[Stored items from a collection]
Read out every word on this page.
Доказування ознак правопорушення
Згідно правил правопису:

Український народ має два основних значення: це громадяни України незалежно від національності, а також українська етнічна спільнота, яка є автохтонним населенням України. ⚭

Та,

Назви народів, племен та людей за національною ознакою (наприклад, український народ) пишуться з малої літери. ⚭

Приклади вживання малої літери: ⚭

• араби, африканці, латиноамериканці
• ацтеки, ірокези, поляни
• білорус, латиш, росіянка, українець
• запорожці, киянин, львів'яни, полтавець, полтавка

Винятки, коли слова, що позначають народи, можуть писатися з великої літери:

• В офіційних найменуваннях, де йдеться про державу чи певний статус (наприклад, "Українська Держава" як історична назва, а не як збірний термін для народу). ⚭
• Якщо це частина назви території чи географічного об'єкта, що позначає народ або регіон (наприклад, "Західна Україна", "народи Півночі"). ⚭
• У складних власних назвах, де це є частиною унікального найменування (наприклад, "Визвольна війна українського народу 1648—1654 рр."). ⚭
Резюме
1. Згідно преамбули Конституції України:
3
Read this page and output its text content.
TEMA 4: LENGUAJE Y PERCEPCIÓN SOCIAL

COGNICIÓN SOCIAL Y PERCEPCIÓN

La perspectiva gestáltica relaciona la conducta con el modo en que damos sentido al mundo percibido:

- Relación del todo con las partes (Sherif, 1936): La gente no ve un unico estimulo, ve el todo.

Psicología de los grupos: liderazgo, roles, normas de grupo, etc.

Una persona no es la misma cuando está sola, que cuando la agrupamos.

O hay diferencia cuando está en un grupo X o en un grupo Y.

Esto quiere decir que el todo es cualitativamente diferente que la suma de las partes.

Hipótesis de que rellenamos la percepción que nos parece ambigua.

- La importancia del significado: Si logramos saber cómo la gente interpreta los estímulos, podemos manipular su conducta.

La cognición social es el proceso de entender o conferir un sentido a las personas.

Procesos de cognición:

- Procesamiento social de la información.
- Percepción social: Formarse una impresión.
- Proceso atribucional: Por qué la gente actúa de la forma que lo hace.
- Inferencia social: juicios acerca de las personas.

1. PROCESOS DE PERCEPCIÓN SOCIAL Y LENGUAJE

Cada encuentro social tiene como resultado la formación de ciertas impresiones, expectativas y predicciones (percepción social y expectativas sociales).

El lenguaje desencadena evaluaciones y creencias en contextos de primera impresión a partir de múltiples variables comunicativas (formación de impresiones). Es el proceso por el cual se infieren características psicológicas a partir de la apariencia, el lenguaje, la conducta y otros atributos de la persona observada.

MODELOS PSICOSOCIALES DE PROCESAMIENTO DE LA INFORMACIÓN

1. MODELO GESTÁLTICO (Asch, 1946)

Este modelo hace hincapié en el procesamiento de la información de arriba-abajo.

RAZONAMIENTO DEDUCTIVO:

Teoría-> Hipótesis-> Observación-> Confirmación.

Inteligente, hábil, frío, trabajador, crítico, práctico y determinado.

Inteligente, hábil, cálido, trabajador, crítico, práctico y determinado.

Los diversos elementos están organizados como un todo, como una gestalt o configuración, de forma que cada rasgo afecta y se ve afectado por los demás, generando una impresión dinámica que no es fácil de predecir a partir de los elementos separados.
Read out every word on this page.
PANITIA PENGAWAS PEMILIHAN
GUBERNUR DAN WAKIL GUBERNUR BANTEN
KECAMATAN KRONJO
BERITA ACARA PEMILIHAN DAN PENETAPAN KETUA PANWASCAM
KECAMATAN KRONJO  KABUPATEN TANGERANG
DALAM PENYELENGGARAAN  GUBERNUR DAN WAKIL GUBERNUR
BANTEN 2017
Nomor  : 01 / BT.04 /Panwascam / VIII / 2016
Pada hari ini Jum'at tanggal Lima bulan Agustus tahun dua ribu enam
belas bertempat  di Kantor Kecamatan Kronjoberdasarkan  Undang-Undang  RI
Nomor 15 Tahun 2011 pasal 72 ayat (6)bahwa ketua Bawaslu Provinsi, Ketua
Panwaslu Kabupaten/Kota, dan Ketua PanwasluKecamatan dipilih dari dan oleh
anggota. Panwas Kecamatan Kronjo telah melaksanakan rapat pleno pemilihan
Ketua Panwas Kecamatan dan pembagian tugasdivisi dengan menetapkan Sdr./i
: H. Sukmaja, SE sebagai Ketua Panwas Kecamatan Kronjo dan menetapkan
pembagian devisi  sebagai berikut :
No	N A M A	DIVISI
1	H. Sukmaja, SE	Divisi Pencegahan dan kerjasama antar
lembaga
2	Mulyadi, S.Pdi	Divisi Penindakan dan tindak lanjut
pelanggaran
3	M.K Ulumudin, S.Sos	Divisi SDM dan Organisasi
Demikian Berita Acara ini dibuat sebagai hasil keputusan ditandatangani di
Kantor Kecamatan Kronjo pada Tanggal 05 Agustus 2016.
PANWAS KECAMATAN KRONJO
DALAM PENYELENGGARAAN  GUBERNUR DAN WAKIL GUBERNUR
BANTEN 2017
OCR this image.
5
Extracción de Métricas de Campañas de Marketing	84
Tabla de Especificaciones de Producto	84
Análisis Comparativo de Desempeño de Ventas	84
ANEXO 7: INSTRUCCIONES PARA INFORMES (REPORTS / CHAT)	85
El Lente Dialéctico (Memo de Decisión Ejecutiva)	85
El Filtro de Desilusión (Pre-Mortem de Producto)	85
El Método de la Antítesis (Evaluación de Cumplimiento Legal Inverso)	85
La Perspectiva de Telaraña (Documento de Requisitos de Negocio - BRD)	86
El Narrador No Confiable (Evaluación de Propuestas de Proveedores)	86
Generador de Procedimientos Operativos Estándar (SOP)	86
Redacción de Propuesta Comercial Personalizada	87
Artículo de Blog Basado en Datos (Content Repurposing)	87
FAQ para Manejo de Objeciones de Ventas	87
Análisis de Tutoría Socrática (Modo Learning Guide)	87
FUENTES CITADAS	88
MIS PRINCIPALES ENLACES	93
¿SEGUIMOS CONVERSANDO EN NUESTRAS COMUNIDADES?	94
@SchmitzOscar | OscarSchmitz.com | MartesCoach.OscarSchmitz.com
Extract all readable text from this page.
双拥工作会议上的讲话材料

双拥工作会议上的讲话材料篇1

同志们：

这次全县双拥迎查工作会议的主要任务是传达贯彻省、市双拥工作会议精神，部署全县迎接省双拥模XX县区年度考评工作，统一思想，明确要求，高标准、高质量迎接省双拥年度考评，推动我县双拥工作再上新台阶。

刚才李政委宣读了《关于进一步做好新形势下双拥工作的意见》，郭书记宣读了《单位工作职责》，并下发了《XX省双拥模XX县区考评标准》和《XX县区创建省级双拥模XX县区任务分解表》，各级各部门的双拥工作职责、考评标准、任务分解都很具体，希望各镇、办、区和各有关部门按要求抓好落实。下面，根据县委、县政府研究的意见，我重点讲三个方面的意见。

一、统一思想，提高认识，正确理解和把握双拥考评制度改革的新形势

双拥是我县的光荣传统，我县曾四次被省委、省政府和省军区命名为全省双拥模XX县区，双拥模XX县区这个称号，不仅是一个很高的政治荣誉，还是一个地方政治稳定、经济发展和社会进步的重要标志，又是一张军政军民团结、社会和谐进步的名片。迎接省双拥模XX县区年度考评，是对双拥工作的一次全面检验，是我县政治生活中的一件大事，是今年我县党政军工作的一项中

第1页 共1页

SET TASK:
Every record above must be duplicated exactly.

SOLUTION FOR THIS PROBLEM:
Read out every word on this page.
Доказування ознак правопорушення
Згідно правил правопису:

Український народ має два основних значення: це громадяни України незалежно від національності, а також українська етнічна спільнота, яка є автохтонним населенням України. ⚭

Та,

Назви народів, племен та людей за національною ознакою (наприклад, український народ) пишуться з малої літери. ⚭

Приклади вживання малої літери: ⚭

• араби, африканці, латиноамериканці
• ацтеки, ірокези, поляни
• білорус, латиш, росіянка, українець
• запорожці, киянин, львів'яни, полтавець, полтавка

Винятки, коли слова, що позначають народи, можуть писатися з великої літери:

• В офіційних найменуваннях, де йдеться про державу чи певний статус (наприклад, "Українська Держава" як історична назва, а не як збірний термін для народу). ⚭
• Якщо це частина назви території чи географічного об'єкта, що позначає народ або регіон (наприклад, "Західна Україна", "народи Півночі"). ⚭
• У складних власних назвах, де це є частиною унікального найменування (наприклад, "Визвольна війна українського народу 1648—1654 рр."). ⚭
Резюме
1. Згідно преамбули Конституції України:
3
Read this page and output its text content.
TEMA 4: LENGUAJE Y PERCEPCIÓN SOCIAL

COGNICIÓN SOCIAL Y PERCEPCIÓN

La perspectiva gestáltica relaciona la conducta con el modo en que damos sentido al mundo percibido:

- Relación del todo con las partes (Sherif, 1936): La gente no ve un unico estimulo, ve el todo.

Psicología de los grupos: liderazgo, roles, normas de grupo, etc.

Una persona no es la misma cuando está sola, que cuando la agrupamos.

O hay diferencia cuando está en un grupo X o en un grupo Y.

Esto quiere decir que el todo es cualitativamente diferente que la suma de las partes.

Hipótesis de que rellenamos la percepción que nos parece ambigua.

- La importancia del significado: Si logramos saber cómo la gente interpreta los estímulos, podemos manipular su conducta.

La cognición social es el proceso de entender o conferir un sentido a las personas.

Procesos de cognición:

- Procesamiento social de la información.
- Percepción social: Formarse una impresión.
- Proceso atribucional: Por qué la gente actúa de la forma que lo hace.
- Inferencia social: juicios acerca de las personas.

1. PROCESOS DE PERCEPCIÓN SOCIAL Y LENGUAJE

Cada encuentro social tiene como resultado la formación de ciertas impresiones, expectativas y predicciones (percepción social y expectativas sociales).

El lenguaje desencadena evaluaciones y creencias en contextos de primera impresión a partir de múltiples variables comunicativas (formación de impresiones). Es el proceso por el cual se infieren características psicológicas a partir de la apariencia, el lenguaje, la conducta y otros atributos de la persona observada.

MODELOS PSICOSOCIALES DE PROCESAMIENTO DE LA INFORMACIÓN

1. MODELO GESTÁLTICO (Asch, 1946)

Este modelo hace hincapié en el procesamiento de la información de arriba-abajo.

RAZONAMIENTO DEDUCTIVO:

Teoría-> Hipótesis-> Observación-> Confirmación.

Inteligente, hábil, frío, trabajador, crítico, práctico y determinado.

Inteligente, hábil, cálido, trabajador, crítico, práctico y determinado.

Los diversos elementos están organizados como un todo, como una gestalt o configuración, de forma que cada rasgo afecta y se ve afectado por los demás, generando una impresión dinámica que no es fácil de predecir a partir de los elementos separados.
Read out every word on this page.
PANITIA PENGAWAS PEMILIHAN
GUBERNUR DAN WAKIL GUBERNUR BANTEN
KECAMATAN KRONJO
BERITA ACARA PEMILIHAN DAN PENETAPAN KETUA PANWASCAM
KECAMATAN KRONJO  KABUPATEN TANGERANG
DALAM PENYELENGGARAAN  GUBERNUR DAN WAKIL GUBERNUR
BANTEN 2017
Nomor  : 01 / BT.04 /Panwascam / VIII / 2016
Pada hari ini Jum'at tanggal Lima bulan Agustus tahun dua ribu enam
belas bertempat  di Kantor Kecamatan Kronjoberdasarkan  Undang-Undang  RI
Nomor 15 Tahun 2011 pasal 72 ayat (6)bahwa ketua Bawaslu Provinsi, Ketua
Panwaslu Kabupaten/Kota, dan Ketua PanwasluKecamatan dipilih dari dan oleh
anggota. Panwas Kecamatan Kronjo telah melaksanakan rapat pleno pemilihan
Ketua Panwas Kecamatan dan pembagian tugasdivisi dengan menetapkan Sdr./i
: H. Sukmaja, SE sebagai Ketua Panwas Kecamatan Kronjo dan menetapkan
pembagian devisi  sebagai berikut :
No	N A M A	DIVISI
1	H. Sukmaja, SE	Divisi Pencegahan dan kerjasama antar
lembaga
2	Mulyadi, S.Pdi	Divisi Penindakan dan tindak lanjut
pelanggaran
3	M.K Ulumudin, S.Sos	Divisi SDM dan Organisasi
Demikian Berita Acara ini dibuat sebagai hasil keputusan ditandatangani di
Kantor Kecamatan Kronjo pada Tanggal 05 Agustus 2016.
PANWAS KECAMATAN KRONJO
DALAM PENYELENGGARAAN  GUBERNUR DAN WAKIL GUBERNUR
BANTEN 2017
OCR this image.
5
Extracción de Métricas de Campañas de Marketing	84
Tabla de Especificaciones de Producto	84
Análisis Comparativo de Desempeño de Ventas	84
ANEXO 7: INSTRUCCIONES PARA INFORMES (REPORTS / CHAT)	85
El Lente Dialéctico (Memo de Decisión Ejecutiva)	85
El Filtro de Desilusión (Pre-Mortem de Producto)	85
El Método de la Antítesis (Evaluación de Cumplimiento Legal Inverso)	85
La Perspectiva de Telaraña (Documento de Requisitos de Negocio - BRD)	86
El Narrador No Confiable (Evaluación de Propuestas de Proveedores)	86
Generador de Procedimientos Operativos Estándar (SOP)	86
Redacción de Propuesta Comercial Personalizada	87
Artículo de Blog Basado en Datos (Content Repurposing)	87
FAQ para Manejo de Objeciones de Ventas	87
Análisis de Tutoría Socrática (Modo Learning Guide)	87
FUENTES CITADAS	88
MIS PRINCIPALES ENLACES	93
¿SEGUIMOS CONVERSANDO EN NUESTRAS COMUNIDADES?	94
@SchmitzOscar | OscarSchmitz.com | MartesCoach.OscarSchmitz.com
Extract all readable text from this page.
双拥工作会议上的讲话材料

双拥工作会议上的讲话材料篇1

同志们：

这次全县双拥迎查工作会议的主要任务是传达贯彻省、市双拥工作会议精神，部署全县迎接省双拥模XX县区年度考评工作，统一思想，明确要求，高标准、高质量迎接省双拥年度考评，推动我县双拥工作再上新台阶。

刚才李政委宣读了《关于进一步做好新形势下双拥工作的意见》，郭书记宣读了《单位工作职责》，并下发了《XX省双拥模XX县区考评标准》和《XX县区创建省级双拥模XX县区任务分解表》，各级各部门的双拥工作职责、考评标准、任务分解都很具体，希望各镇、办、区和各有关部门按要求抓好落实。下面，根据县委、县政府研究的意见，我重点讲三个方面的意见。

一、统一思想，提高认识，正确理解和把握双拥考评制度改革的新形势

双拥是我县的光荣传统，我县曾四次被省委、省政府和省军区命名为全省双拥模XX县区，双拥模XX县区这个称号，不仅是一个很高的政治荣誉，还是一个地方政治稳定、经济发展和社会进步的重要标志，又是一张军政军民团结、社会和谐进步的名片。迎接省双拥模XX县区年度考评，是对双拥工作的一次全面检验，是我县政治生活中的一件大事，是今年我县党政军工作的一项中

第1页 共1页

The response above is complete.